§ INSTRUCTIONS FOR THE TASK
Report how many lines hold the string "cumulative". Give the number and nothing else.

§ DATASET EXTRACT

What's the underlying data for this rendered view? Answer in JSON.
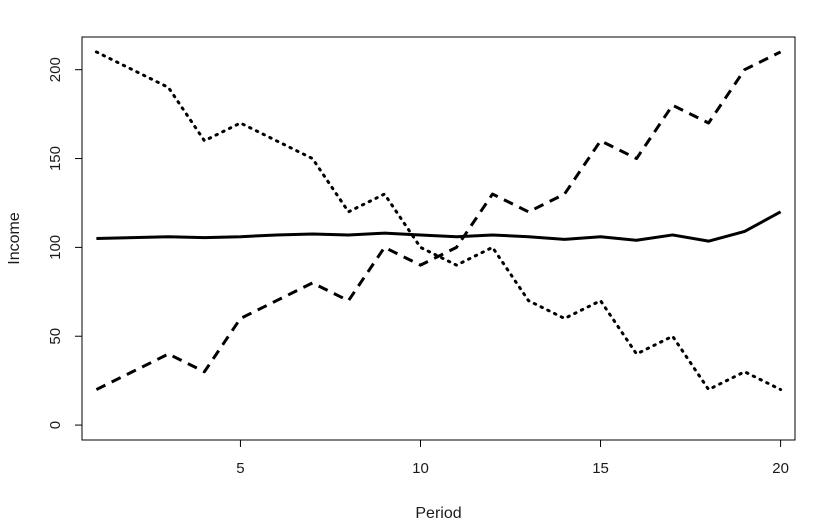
{
  "chart_data": {
    "type": "line",
    "title": "",
    "xlabel": "Period",
    "ylabel": "Income",
    "xlim": [
      0.6,
      20.4
    ],
    "ylim": [
      -8.4,
      218.4
    ],
    "x_ticks": [
      5,
      10,
      15,
      20
    ],
    "y_ticks": [
      0,
      50,
      100,
      150,
      200
    ],
    "grid": false,
    "legend": "none",
    "x": [
      1,
      2,
      3,
      4,
      5,
      6,
      7,
      8,
      9,
      10,
      11,
      12,
      13,
      14,
      15,
      16,
      17,
      18,
      19,
      20
    ],
    "series": [
      {
        "style": "solid",
        "values": [
          105,
          105.5,
          106,
          105.5,
          106,
          107,
          107.5,
          107,
          108,
          107,
          106,
          107,
          106,
          104.5,
          106,
          104,
          107,
          103.5,
          109,
          120
        ]
      },
      {
        "style": "dashed",
        "values": [
          20,
          30,
          40,
          30,
          60,
          70,
          80,
          70,
          100,
          90,
          100,
          130,
          120,
          130,
          160,
          150,
          180,
          170,
          200,
          210
        ]
      },
      {
        "style": "dotted",
        "values": [
          210,
          200,
          190,
          160,
          170,
          160,
          150,
          120,
          130,
          100,
          90,
          100,
          70,
          60,
          70,
          40,
          50,
          20,
          30,
          20
        ]
      }
    ]
  }
}
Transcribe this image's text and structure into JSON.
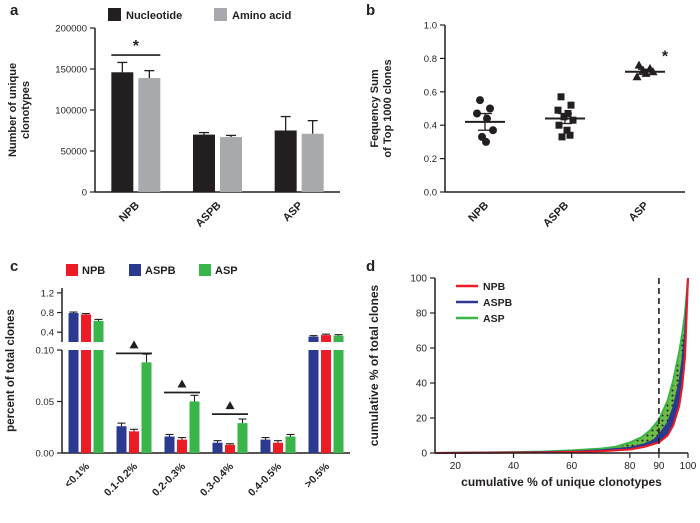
{
  "panels": [
    {
      "label": "a"
    },
    {
      "label": "b"
    },
    {
      "label": "c"
    },
    {
      "label": "d"
    }
  ],
  "colors": {
    "black": "#231f20",
    "gray": "#a7a9ac",
    "red": "#ed1c24",
    "blue": "#2b3990",
    "green": "#39b54a",
    "green_fill": "#6fbe44"
  },
  "chart_data": [
    {
      "id": "a",
      "type": "bar",
      "ylabel": "Number of unique clonotypes",
      "ylabel_lines": [
        "Number of unique",
        "clonotypes"
      ],
      "categories": [
        "NPB",
        "ASPB",
        "ASP"
      ],
      "ylim": [
        0,
        200000
      ],
      "yticks": [
        [
          0,
          "0"
        ],
        [
          50000,
          "50000"
        ],
        [
          100000,
          "100000"
        ],
        [
          150000,
          "150000"
        ],
        [
          200000,
          "200000"
        ]
      ],
      "series": [
        {
          "name": "Nucleotide",
          "color": "#231f20",
          "values": [
            146000,
            70000,
            75000
          ],
          "errors": [
            12000,
            2500,
            17000
          ]
        },
        {
          "name": "Amino acid",
          "color": "#a7a9ac",
          "values": [
            139000,
            67000,
            71000
          ],
          "errors": [
            9000,
            2000,
            16000
          ]
        }
      ],
      "significance": {
        "label": "*",
        "category": "NPB",
        "y_value": 167000
      }
    },
    {
      "id": "b",
      "type": "scatter",
      "ylabel": "Fequency Sum of Top 1000 clones",
      "ylabel_lines": [
        "Fequency Sum",
        "of Top 1000 clones"
      ],
      "categories": [
        "NPB",
        "ASPB",
        "ASP"
      ],
      "ylim": [
        0,
        1.0
      ],
      "yticks": [
        [
          0,
          "0.0"
        ],
        [
          0.2,
          "0.2"
        ],
        [
          0.4,
          "0.4"
        ],
        [
          0.6,
          "0.6"
        ],
        [
          0.8,
          "0.8"
        ],
        [
          1.0,
          "1.0"
        ]
      ],
      "series": [
        {
          "name": "NPB",
          "marker": "circle",
          "points": [
            0.55,
            0.5,
            0.47,
            0.44,
            0.37,
            0.33,
            0.3
          ],
          "jitter": [
            -5,
            5,
            -8,
            2,
            8,
            -3,
            1
          ],
          "mean": 0.42,
          "sem": 0.05,
          "significance": ""
        },
        {
          "name": "ASPB",
          "marker": "square",
          "points": [
            0.57,
            0.52,
            0.49,
            0.47,
            0.45,
            0.43,
            0.4,
            0.37,
            0.34,
            0.33
          ],
          "jitter": [
            -4,
            6,
            -7,
            3,
            -1,
            8,
            -6,
            2,
            5,
            -3
          ],
          "mean": 0.44,
          "sem": 0.03,
          "significance": ""
        },
        {
          "name": "ASP",
          "marker": "triangle",
          "points": [
            0.76,
            0.74,
            0.73,
            0.72,
            0.71,
            0.69
          ],
          "jitter": [
            -6,
            5,
            -2,
            8,
            1,
            -8
          ],
          "mean": 0.72,
          "sem": 0.015,
          "significance": "*"
        }
      ]
    },
    {
      "id": "c",
      "type": "bar",
      "ylabel": "percent of total clones",
      "categories": [
        "<0.1%",
        "0.1-0.2%",
        "0.2-0.3%",
        "0.3-0.4%",
        "0.4-0.5%",
        ">0.5%"
      ],
      "axis_break": {
        "lower_range": [
          0,
          0.1
        ],
        "lower_ticks": [
          [
            0,
            "0.00"
          ],
          [
            0.05,
            "0.05"
          ],
          [
            0.1,
            "0.10"
          ]
        ],
        "upper_ticks": [
          [
            0.4,
            "0.4"
          ],
          [
            0.8,
            "0.8"
          ],
          [
            1.2,
            "1.2"
          ]
        ]
      },
      "legend": [
        {
          "label": "NPB",
          "color": "#ed1c24"
        },
        {
          "label": "ASPB",
          "color": "#2b3990"
        },
        {
          "label": "ASP",
          "color": "#39b54a"
        }
      ],
      "series": [
        {
          "name": "ASPB",
          "color": "#2b3990",
          "values": [
            0.79,
            0.026,
            0.016,
            0.01,
            0.013,
            0.31
          ],
          "errors": [
            0.02,
            0.003,
            0.002,
            0.002,
            0.002,
            0.02
          ]
        },
        {
          "name": "NPB",
          "color": "#ed1c24",
          "values": [
            0.76,
            0.021,
            0.013,
            0.008,
            0.01,
            0.34
          ],
          "errors": [
            0.02,
            0.002,
            0.002,
            0.001,
            0.002,
            0.02
          ]
        },
        {
          "name": "ASP",
          "color": "#39b54a",
          "values": [
            0.63,
            0.088,
            0.05,
            0.029,
            0.016,
            0.33
          ],
          "errors": [
            0.03,
            0.008,
            0.006,
            0.004,
            0.002,
            0.02
          ]
        }
      ],
      "significance": {
        "marker": "triangle",
        "categories": [
          "0.1-0.2%",
          "0.2-0.3%",
          "0.3-0.4%"
        ]
      }
    },
    {
      "id": "d",
      "type": "line",
      "xlabel": "cumulative % of unique clonotypes",
      "ylabel": "cumulative % of total clones",
      "xlim": [
        13,
        100
      ],
      "ylim": [
        0,
        100
      ],
      "xticks": [
        [
          20,
          "20"
        ],
        [
          40,
          "40"
        ],
        [
          60,
          "60"
        ],
        [
          80,
          "80"
        ],
        [
          90,
          "90"
        ],
        [
          100,
          "100"
        ]
      ],
      "yticks": [
        [
          0,
          "0"
        ],
        [
          20,
          "20"
        ],
        [
          40,
          "40"
        ],
        [
          60,
          "60"
        ],
        [
          80,
          "80"
        ],
        [
          100,
          "100"
        ]
      ],
      "reference_line_x": 90,
      "series": [
        {
          "name": "NPB",
          "color": "#ed1c24",
          "fill": "#ffffff",
          "x": [
            13,
            50,
            70,
            80,
            85,
            90,
            93,
            95,
            97,
            98,
            99,
            100
          ],
          "y": [
            0,
            0.3,
            1,
            2,
            3.5,
            6,
            10,
            16,
            27,
            38,
            55,
            100
          ]
        },
        {
          "name": "ASPB",
          "color": "#2b3990",
          "fill": "#2b3990",
          "x": [
            13,
            40,
            60,
            70,
            80,
            85,
            88,
            90,
            93,
            95,
            97,
            98,
            99,
            100
          ],
          "y": [
            0,
            0.3,
            0.8,
            1.5,
            3,
            5,
            7,
            10,
            17,
            26,
            40,
            52,
            68,
            100
          ]
        },
        {
          "name": "ASP",
          "color": "#39b54a",
          "fill": "pattern",
          "x": [
            13,
            30,
            50,
            60,
            70,
            75,
            80,
            84,
            87,
            90,
            93,
            95,
            97,
            98,
            99,
            100
          ],
          "y": [
            0,
            0.3,
            0.8,
            1.5,
            2.5,
            3.5,
            6,
            9,
            13,
            19,
            30,
            42,
            58,
            68,
            80,
            100
          ]
        }
      ]
    }
  ]
}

§ OUTPUT FOR THIS TASK
2